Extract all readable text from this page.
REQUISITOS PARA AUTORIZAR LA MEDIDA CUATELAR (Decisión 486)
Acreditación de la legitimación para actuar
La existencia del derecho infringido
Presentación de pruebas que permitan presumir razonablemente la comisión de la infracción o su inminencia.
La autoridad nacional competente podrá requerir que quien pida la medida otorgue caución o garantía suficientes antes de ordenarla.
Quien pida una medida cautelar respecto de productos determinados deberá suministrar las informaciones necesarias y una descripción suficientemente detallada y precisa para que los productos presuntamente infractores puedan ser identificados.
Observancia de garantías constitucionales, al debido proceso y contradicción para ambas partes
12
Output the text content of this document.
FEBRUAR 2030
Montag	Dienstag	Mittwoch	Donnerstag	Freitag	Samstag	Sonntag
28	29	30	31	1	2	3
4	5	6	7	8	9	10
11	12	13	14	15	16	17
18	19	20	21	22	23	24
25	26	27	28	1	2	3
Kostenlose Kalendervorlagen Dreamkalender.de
- - - - -
- Exercise brief
Reproduce every line above without error.

- Solution below
Extract all readable text from this page.
REQUISITOS PARA AUTORIZAR LA MEDIDA CUATELAR (Decisión 486)
Acreditación de la legitimación para actuar
La existencia del derecho infringido
Presentación de pruebas que permitan presumir razonablemente la comisión de la infracción o su inminencia.
La autoridad nacional competente podrá requerir que quien pida la medida otorgue caución o garantía suficientes antes de ordenarla.
Quien pida una medida cautelar respecto de productos determinados deberá suministrar las informaciones necesarias y una descripción suficientemente detallada y precisa para que los productos presuntamente infractores puedan ser identificados.
Observancia de garantías constitucionales, al debido proceso y contradicción para ambas partes
12
Output the text content of this document.
FEBRUAR 2030
Montag	Dienstag	Mittwoch	Donnerstag	Freitag	Samstag	Sonntag
28	29	30	31	1	2	3
4	5	6	7	8	9	10
11	12	13	14	15	16	17
18	19	20	21	22	23	24
25	26	27	28	1	2	3
Kostenlose Kalendervorlagen Dreamkalender.de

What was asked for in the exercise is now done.